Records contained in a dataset
== == ==
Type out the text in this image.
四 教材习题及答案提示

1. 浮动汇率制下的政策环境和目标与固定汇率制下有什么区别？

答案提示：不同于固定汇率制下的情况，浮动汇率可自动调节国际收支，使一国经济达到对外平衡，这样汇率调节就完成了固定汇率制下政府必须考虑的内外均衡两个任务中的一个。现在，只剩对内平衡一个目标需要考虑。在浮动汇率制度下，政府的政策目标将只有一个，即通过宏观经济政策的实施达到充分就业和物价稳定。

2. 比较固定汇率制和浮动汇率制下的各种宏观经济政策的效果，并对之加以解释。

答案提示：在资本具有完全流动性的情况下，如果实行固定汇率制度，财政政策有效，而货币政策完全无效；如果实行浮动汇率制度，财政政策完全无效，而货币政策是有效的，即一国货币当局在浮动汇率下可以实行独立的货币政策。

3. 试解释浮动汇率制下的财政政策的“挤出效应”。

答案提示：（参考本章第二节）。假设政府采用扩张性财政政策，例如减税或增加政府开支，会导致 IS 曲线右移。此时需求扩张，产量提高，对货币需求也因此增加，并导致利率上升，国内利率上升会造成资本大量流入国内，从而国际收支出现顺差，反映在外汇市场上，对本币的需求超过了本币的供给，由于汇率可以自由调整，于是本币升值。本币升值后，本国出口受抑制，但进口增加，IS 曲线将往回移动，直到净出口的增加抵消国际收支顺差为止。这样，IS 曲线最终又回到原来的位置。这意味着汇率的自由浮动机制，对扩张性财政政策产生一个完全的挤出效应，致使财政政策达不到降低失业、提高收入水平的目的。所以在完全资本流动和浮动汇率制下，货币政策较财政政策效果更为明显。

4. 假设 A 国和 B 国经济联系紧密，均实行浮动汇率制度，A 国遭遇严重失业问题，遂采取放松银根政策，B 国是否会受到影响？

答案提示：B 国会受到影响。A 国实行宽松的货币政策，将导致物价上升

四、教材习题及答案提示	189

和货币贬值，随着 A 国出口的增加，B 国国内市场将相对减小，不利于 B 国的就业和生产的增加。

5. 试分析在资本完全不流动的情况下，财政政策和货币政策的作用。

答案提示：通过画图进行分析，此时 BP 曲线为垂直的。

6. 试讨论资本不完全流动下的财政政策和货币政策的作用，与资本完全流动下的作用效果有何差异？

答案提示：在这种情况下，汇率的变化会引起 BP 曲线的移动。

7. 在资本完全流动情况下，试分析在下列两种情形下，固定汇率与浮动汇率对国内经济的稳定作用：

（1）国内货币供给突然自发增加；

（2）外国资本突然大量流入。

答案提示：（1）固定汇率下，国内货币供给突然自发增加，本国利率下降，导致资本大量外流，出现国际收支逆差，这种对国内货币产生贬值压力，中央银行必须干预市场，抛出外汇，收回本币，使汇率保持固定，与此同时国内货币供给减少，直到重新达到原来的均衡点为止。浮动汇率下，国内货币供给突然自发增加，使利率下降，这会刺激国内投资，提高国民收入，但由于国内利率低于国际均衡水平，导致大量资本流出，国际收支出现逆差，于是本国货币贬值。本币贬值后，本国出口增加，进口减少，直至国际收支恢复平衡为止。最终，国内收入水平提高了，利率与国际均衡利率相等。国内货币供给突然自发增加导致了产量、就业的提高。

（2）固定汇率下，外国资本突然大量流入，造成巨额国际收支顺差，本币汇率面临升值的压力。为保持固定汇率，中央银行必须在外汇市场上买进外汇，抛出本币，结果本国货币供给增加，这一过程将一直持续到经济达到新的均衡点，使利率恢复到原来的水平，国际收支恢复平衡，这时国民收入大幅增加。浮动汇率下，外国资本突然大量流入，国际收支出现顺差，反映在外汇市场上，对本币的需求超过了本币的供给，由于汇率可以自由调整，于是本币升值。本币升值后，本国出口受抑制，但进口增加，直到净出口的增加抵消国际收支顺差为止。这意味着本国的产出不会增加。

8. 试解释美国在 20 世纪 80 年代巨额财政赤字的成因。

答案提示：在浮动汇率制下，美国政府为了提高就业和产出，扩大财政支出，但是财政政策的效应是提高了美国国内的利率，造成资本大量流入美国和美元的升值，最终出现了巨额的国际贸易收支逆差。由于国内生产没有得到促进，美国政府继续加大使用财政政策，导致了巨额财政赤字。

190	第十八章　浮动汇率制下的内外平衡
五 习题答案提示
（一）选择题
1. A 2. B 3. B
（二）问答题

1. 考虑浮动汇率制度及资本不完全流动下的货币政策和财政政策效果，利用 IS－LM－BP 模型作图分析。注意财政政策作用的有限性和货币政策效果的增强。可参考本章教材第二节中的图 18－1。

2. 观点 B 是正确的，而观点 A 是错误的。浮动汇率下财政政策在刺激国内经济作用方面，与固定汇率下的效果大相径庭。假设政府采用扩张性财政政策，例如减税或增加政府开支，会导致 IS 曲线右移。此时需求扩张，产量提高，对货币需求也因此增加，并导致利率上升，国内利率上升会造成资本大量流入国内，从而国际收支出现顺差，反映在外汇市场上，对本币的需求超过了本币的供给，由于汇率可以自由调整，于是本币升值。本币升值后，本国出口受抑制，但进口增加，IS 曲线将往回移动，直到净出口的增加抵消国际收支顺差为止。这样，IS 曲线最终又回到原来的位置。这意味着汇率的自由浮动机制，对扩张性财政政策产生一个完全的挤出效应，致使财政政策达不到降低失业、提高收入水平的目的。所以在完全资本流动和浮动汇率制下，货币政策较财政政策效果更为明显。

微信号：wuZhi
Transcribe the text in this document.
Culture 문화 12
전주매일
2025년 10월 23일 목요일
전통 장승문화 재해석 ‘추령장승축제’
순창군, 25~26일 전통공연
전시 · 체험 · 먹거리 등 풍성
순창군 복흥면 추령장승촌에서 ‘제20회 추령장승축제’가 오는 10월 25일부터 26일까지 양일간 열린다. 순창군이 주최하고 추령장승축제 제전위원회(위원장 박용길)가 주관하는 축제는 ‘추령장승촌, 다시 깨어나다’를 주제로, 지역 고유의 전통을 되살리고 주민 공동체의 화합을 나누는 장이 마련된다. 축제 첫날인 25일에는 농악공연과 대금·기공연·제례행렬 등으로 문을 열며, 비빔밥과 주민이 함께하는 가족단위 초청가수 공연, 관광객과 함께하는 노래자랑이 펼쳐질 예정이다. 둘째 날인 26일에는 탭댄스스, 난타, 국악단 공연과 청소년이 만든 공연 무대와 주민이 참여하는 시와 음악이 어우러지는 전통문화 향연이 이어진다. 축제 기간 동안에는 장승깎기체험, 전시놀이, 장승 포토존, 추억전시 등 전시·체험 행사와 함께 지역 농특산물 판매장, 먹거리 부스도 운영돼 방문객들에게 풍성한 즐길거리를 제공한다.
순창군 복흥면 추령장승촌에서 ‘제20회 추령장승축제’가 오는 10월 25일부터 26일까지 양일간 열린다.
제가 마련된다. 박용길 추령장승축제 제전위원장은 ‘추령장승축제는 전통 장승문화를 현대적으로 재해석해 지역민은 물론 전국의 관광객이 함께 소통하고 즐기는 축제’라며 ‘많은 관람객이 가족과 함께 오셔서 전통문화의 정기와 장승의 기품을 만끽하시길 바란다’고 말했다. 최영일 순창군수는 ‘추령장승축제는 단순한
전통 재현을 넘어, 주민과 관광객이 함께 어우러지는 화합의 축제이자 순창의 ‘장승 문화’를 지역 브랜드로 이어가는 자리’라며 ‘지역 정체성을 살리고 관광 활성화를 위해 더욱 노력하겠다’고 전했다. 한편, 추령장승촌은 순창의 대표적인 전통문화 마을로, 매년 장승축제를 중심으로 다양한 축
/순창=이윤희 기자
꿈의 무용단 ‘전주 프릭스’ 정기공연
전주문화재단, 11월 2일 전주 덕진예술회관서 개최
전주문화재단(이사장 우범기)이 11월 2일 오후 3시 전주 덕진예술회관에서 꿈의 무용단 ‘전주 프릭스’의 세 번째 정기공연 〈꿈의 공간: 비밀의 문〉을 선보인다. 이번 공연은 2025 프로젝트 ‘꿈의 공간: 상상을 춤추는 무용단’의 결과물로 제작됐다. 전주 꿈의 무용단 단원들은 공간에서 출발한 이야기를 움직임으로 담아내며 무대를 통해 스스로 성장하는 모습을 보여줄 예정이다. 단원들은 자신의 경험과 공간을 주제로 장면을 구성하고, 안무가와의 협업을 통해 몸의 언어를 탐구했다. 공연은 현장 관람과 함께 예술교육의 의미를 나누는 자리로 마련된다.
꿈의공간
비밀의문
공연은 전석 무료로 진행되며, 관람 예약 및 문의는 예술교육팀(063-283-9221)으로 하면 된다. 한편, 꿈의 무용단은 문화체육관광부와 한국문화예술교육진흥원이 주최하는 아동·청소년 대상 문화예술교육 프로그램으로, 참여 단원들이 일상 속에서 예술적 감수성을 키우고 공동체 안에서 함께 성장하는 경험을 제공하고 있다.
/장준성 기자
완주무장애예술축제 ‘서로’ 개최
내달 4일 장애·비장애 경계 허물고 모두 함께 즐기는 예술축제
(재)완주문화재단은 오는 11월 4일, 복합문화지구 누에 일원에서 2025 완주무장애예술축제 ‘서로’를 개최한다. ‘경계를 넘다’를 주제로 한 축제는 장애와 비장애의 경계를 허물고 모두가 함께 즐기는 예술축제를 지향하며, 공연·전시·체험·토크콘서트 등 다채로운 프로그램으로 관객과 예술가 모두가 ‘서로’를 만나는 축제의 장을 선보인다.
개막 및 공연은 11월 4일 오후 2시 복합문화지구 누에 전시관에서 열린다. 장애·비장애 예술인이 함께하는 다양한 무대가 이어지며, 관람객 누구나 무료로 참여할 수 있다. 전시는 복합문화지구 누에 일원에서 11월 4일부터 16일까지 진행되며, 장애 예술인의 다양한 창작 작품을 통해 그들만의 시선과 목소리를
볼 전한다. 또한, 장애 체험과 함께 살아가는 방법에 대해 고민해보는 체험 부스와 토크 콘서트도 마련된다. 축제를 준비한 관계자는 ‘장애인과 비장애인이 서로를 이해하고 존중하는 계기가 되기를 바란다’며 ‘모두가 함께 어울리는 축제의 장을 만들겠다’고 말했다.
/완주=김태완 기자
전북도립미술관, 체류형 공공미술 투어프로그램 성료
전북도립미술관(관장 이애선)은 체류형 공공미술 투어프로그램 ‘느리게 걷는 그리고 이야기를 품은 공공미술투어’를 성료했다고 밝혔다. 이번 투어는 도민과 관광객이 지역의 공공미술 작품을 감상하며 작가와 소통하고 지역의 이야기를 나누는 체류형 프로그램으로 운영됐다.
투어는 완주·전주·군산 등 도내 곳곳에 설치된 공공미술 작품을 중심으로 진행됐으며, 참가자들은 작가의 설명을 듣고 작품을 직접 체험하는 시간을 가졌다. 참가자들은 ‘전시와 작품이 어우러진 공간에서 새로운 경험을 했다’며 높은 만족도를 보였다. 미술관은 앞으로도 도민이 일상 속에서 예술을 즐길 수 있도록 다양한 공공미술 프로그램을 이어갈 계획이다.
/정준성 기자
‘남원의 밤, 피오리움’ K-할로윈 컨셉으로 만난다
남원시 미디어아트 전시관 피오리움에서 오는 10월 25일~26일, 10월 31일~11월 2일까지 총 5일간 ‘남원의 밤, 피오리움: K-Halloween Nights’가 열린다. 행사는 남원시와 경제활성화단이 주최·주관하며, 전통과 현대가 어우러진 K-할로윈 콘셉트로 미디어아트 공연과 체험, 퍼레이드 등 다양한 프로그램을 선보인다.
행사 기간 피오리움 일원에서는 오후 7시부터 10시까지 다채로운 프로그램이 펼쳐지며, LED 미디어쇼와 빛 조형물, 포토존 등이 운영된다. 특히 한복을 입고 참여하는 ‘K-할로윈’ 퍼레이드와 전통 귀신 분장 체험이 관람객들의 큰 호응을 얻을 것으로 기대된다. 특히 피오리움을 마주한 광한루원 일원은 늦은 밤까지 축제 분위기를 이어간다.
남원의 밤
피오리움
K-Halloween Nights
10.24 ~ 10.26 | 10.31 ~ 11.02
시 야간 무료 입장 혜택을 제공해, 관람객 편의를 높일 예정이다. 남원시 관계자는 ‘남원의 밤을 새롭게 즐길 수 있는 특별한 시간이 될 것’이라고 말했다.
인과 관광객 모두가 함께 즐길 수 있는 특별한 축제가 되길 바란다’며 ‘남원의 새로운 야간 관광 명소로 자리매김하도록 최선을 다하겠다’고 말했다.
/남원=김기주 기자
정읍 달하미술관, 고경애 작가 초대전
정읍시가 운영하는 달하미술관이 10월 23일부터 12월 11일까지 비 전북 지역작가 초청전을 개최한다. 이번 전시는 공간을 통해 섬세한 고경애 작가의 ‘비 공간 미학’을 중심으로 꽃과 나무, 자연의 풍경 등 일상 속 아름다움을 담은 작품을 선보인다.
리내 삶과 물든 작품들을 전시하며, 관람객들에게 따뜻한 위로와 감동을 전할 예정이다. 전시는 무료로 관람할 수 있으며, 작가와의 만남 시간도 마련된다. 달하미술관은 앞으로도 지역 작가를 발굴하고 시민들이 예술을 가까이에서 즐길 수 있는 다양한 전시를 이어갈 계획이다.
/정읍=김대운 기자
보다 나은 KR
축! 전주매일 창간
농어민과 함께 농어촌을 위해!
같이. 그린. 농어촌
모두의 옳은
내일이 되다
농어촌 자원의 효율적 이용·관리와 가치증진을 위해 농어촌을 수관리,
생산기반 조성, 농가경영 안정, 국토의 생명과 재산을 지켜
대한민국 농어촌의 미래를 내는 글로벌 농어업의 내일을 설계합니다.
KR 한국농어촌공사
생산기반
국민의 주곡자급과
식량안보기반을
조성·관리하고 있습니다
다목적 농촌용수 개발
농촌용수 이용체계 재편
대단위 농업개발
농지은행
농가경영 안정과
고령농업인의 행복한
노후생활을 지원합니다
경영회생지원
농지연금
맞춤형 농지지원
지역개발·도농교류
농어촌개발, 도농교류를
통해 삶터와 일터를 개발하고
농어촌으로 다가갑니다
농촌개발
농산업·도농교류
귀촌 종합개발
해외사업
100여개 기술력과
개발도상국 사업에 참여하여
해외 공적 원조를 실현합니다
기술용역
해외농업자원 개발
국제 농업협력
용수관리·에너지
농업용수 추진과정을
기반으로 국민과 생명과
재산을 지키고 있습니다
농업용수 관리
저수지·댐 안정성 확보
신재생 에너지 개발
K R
== == ==
WHAT IS REQUIRED
Look for the word "복합문화지구" and return every line where it occurs.

THE REPLY
(재)완주문화재단은 오는 11월 4일, 복합문화지구 누에 일원에서 2025 완주무장애예술축제 ‘서로’를 개최한다. ‘경계를 넘다’를 주제로 한 축제는 장애와 비장애의 경계를 허물고 모두가 함께 즐기는 예술축제를 지향하며, 공연·전시·체험·토크콘서트 등 다채로운 프로그램으로 관객과 예술가 모두가 ‘서로’를 만나는 축제의 장을 선보인다.
개막 및 공연은 11월 4일 오후 2시 복합문화지구 누에 전시관에서 열린다. 장애·비장애 예술인이 함께하는 다양한 무대가 이어지며, 관람객 누구나 무료로 참여할 수 있다. 전시는 복합문화지구 누에 일원에서 11월 4일부터 16일까지 진행되며, 장애 예술인의 다양한 창작 작품을 통해 그들만의 시선과 목소리를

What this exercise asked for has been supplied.